-- Work to do --
Count how many lines below contain the word "Soil", then give that number alone.
════════════════════
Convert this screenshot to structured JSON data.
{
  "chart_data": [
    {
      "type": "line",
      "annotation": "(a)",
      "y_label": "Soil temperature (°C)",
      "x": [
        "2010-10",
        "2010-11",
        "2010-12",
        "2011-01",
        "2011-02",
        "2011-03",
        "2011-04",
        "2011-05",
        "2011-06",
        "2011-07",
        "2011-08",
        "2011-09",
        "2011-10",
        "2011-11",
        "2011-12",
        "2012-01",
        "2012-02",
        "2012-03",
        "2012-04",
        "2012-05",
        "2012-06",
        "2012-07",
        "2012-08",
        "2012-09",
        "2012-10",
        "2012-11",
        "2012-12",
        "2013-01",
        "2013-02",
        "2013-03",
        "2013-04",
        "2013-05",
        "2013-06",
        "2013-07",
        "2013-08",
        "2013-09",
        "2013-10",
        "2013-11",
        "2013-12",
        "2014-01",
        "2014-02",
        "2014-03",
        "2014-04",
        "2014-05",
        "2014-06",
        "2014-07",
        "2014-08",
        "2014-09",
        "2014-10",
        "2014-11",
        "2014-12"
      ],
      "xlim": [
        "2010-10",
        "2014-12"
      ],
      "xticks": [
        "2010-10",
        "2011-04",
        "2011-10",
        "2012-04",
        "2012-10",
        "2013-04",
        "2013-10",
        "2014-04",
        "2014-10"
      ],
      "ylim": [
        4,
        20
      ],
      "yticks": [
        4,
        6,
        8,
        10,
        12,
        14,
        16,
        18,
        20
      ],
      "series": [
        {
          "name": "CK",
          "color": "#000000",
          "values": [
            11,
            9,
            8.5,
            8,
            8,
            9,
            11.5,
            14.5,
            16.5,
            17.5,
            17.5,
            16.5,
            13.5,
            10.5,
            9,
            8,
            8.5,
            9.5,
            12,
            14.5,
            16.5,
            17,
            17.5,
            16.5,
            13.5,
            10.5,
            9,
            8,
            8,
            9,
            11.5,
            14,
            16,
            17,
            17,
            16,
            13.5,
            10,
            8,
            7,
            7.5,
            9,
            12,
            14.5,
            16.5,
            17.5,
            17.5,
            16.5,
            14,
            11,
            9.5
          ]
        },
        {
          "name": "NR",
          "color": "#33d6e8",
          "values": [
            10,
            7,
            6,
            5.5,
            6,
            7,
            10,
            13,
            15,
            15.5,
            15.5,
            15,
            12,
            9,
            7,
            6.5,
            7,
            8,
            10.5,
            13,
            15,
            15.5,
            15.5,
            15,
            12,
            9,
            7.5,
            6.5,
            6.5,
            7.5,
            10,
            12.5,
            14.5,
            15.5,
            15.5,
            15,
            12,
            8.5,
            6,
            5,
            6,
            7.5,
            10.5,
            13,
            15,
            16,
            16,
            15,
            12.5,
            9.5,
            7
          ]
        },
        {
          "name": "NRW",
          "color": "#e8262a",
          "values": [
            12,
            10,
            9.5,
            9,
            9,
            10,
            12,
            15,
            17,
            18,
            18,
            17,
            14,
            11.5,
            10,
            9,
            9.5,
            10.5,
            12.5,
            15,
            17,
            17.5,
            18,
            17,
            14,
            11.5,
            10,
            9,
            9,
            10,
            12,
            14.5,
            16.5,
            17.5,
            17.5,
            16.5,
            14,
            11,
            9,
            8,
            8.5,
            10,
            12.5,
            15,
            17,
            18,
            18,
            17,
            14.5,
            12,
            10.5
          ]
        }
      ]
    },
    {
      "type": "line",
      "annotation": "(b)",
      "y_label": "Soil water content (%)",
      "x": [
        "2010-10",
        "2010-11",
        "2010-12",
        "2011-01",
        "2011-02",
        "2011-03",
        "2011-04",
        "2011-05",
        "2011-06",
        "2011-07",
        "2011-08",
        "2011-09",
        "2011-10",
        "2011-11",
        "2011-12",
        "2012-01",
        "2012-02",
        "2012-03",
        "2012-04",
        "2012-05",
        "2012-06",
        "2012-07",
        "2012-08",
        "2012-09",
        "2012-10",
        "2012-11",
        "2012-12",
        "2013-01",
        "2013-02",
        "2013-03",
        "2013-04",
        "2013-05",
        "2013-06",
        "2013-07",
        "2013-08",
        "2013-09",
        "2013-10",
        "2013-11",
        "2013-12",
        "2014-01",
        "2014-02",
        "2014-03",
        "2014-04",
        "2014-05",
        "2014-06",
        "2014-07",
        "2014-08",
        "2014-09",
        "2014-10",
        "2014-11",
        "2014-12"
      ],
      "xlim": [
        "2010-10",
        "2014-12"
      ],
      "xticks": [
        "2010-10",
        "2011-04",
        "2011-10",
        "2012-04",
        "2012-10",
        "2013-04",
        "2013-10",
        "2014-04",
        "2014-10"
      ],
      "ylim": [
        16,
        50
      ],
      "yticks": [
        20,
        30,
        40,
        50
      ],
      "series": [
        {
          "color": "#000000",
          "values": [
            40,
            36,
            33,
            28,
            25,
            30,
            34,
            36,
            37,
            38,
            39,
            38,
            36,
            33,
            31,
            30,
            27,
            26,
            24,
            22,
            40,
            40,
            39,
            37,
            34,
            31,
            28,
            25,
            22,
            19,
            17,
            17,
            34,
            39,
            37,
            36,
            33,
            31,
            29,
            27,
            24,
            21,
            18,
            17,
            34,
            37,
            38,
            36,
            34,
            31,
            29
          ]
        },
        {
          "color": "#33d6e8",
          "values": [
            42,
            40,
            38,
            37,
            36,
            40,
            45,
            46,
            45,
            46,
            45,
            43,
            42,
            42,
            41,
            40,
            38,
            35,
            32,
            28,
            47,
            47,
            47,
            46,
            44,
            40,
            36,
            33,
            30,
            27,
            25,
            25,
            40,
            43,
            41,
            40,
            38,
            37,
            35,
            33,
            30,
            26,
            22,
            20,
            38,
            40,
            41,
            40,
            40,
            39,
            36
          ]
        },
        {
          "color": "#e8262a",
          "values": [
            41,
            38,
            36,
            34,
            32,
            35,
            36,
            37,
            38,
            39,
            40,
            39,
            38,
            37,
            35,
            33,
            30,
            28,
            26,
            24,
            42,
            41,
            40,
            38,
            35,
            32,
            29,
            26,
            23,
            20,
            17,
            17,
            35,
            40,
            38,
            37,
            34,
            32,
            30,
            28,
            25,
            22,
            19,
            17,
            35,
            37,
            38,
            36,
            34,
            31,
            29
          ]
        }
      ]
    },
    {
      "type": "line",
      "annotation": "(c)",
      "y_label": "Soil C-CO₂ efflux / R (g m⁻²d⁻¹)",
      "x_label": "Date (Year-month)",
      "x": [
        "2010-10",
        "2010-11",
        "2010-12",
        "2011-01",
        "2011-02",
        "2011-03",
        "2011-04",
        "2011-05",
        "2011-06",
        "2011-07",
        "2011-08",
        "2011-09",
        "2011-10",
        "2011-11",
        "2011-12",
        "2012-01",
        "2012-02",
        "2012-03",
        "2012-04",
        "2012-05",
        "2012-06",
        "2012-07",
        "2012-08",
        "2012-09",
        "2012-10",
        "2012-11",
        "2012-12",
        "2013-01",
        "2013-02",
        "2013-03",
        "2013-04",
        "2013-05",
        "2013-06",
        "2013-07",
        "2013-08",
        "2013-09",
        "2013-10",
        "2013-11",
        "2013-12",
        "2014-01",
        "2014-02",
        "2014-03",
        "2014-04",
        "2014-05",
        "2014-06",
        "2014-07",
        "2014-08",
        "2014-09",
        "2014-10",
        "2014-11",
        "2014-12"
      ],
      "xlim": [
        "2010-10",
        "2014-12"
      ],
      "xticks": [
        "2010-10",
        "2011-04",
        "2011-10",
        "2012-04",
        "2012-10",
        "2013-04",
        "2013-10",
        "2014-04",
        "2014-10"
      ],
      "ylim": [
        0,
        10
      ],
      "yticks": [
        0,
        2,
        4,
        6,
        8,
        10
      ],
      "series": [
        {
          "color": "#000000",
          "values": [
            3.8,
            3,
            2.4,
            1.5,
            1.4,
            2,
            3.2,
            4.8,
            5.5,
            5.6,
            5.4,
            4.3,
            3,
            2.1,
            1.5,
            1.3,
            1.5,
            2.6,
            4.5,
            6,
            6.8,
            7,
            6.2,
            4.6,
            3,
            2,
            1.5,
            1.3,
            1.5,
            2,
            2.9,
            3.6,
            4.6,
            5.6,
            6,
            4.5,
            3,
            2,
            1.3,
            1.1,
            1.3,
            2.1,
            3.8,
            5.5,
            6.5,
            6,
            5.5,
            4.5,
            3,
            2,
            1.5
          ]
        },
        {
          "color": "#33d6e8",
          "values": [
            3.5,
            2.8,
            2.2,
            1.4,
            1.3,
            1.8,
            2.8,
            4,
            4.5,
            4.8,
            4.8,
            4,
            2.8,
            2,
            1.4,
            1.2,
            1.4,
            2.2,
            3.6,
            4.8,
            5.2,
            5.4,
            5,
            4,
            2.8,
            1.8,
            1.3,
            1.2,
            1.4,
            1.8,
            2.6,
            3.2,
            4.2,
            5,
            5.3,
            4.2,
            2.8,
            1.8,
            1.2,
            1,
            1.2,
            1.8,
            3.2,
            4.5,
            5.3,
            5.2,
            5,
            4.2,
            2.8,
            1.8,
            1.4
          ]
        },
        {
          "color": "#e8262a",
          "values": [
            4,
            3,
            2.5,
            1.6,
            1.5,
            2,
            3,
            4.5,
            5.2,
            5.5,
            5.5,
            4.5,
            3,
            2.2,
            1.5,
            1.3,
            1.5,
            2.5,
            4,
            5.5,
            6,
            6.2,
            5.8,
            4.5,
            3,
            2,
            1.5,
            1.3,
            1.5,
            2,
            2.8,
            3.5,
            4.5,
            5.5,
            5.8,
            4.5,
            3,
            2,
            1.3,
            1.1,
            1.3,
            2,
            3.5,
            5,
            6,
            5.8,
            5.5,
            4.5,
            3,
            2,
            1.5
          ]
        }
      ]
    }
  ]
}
════════════════════
-- Written solution --
3